WRITTEN REQUEST →
Repeat the records verbatim and leave the pictures out of your copy.

DATASET EXTRACT →
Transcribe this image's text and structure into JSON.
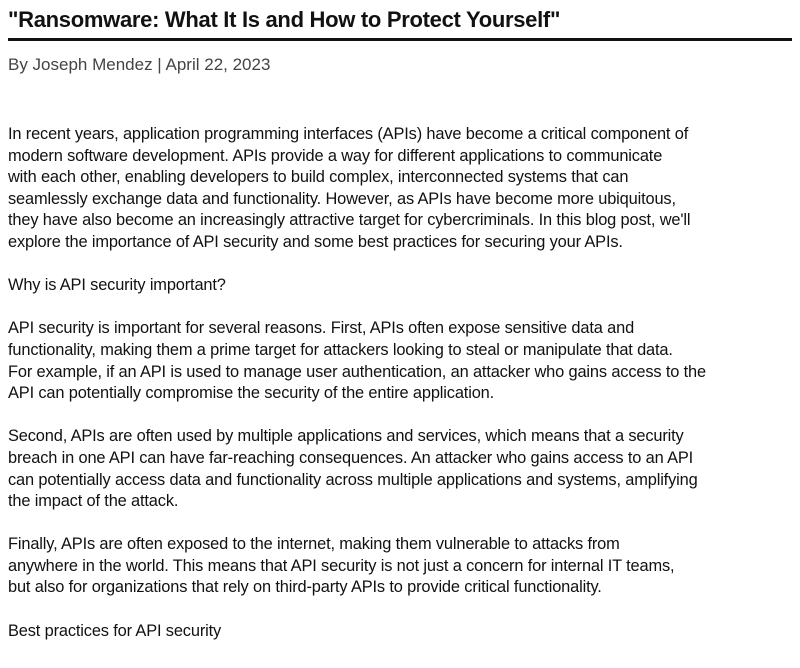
{
  "article": {
    "title": "\"Ransomware: What It Is and How to Protect Yourself\"",
    "byline": "By Joseph Mendez | April 22, 2023",
    "paragraphs": [
      [
        "In recent years, application programming interfaces (APIs) have become a critical component of",
        "modern software development. APIs provide a way for different applications to communicate",
        "with each other, enabling developers to build complex, interconnected systems that can",
        "seamlessly exchange data and functionality. However, as APIs have become more ubiquitous,",
        "they have also become an increasingly attractive target for cybercriminals. In this blog post, we'll",
        "explore the importance of API security and some best practices for securing your APIs."
      ],
      [
        "Why is API security important?"
      ],
      [
        "API security is important for several reasons. First, APIs often expose sensitive data and",
        "functionality, making them a prime target for attackers looking to steal or manipulate that data.",
        "For example, if an API is used to manage user authentication, an attacker who gains access to the",
        "API can potentially compromise the security of the entire application."
      ],
      [
        "Second, APIs are often used by multiple applications and services, which means that a security",
        "breach in one API can have far-reaching consequences. An attacker who gains access to an API",
        "can potentially access data and functionality across multiple applications and systems, amplifying",
        "the impact of the attack."
      ],
      [
        "Finally, APIs are often exposed to the internet, making them vulnerable to attacks from",
        "anywhere in the world. This means that API security is not just a concern for internal IT teams,",
        "but also for organizations that rely on third-party APIs to provide critical functionality."
      ],
      [
        "Best practices for API security"
      ]
    ]
  }
}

RESPONSE FOR THIS EXERCISE →
Transcribe this image's text and structure into JSON.
{
  "article": {
    "title": "\"Ransomware: What It Is and How to Protect Yourself\"",
    "byline": "By Joseph Mendez | April 22, 2023",
    "paragraphs": [
      [
        "In recent years, application programming interfaces (APIs) have become a critical component of",
        "modern software development. APIs provide a way for different applications to communicate",
        "with each other, enabling developers to build complex, interconnected systems that can",
        "seamlessly exchange data and functionality. However, as APIs have become more ubiquitous,",
        "they have also become an increasingly attractive target for cybercriminals. In this blog post, we'll",
        "explore the importance of API security and some best practices for securing your APIs."
      ],
      [
        "Why is API security important?"
      ],
      [
        "API security is important for several reasons. First, APIs often expose sensitive data and",
        "functionality, making them a prime target for attackers looking to steal or manipulate that data.",
        "For example, if an API is used to manage user authentication, an attacker who gains access to the",
        "API can potentially compromise the security of the entire application."
      ],
      [
        "Second, APIs are often used by multiple applications and services, which means that a security",
        "breach in one API can have far-reaching consequences. An attacker who gains access to an API",
        "can potentially access data and functionality across multiple applications and systems, amplifying",
        "the impact of the attack."
      ],
      [
        "Finally, APIs are often exposed to the internet, making them vulnerable to attacks from",
        "anywhere in the world. This means that API security is not just a concern for internal IT teams,",
        "but also for organizations that rely on third-party APIs to provide critical functionality."
      ],
      [
        "Best practices for API security"
      ]
    ]
  }
}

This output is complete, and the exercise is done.